SET TASK »
Search the listing below for the word "text" and copy each line that holds it.

########

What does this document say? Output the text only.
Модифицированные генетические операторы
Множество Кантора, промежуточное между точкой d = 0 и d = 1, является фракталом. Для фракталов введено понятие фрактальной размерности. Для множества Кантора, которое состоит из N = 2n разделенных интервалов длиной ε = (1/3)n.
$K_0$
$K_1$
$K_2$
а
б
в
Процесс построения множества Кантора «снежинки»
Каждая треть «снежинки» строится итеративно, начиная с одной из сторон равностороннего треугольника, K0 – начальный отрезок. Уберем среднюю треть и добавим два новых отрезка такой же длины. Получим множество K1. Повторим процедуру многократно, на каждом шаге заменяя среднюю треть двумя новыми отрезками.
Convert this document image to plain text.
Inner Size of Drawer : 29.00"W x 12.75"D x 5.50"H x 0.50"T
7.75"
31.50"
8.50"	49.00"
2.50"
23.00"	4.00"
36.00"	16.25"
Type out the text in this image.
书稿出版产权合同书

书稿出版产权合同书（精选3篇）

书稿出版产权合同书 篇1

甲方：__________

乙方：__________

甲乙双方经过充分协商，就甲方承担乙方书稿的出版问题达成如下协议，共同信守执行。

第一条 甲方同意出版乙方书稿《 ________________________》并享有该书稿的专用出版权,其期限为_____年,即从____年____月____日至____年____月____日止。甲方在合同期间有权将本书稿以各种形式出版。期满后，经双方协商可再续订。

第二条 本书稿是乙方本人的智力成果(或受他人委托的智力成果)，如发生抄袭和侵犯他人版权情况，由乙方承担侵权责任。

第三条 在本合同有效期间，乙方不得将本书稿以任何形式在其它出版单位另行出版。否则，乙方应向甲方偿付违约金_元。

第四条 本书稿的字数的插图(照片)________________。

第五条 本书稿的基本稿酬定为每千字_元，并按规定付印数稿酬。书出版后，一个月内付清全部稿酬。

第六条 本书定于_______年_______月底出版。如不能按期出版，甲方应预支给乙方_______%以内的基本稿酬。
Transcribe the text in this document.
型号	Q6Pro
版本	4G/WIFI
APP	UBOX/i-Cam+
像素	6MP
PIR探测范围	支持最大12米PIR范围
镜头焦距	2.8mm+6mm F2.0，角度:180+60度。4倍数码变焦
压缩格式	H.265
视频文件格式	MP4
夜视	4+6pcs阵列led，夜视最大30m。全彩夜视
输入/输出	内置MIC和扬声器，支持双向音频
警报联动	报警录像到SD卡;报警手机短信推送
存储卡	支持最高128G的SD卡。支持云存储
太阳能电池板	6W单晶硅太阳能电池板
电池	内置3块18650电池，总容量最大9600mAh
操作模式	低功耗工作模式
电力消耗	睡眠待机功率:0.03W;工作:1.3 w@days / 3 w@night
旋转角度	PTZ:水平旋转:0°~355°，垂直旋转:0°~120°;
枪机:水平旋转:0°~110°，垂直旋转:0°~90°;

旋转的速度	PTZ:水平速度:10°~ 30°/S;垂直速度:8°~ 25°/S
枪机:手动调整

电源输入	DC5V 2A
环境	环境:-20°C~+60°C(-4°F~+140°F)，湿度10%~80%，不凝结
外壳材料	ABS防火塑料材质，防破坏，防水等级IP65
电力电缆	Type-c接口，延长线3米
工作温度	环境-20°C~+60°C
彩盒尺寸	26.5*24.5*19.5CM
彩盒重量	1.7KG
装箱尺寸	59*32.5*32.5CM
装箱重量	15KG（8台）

########

OUTPUT FOR THIS EXERCISE »
What does this document say? Output the text only.
Convert this document image to plain text.
Type out the text in this image.
Transcribe the text in this document.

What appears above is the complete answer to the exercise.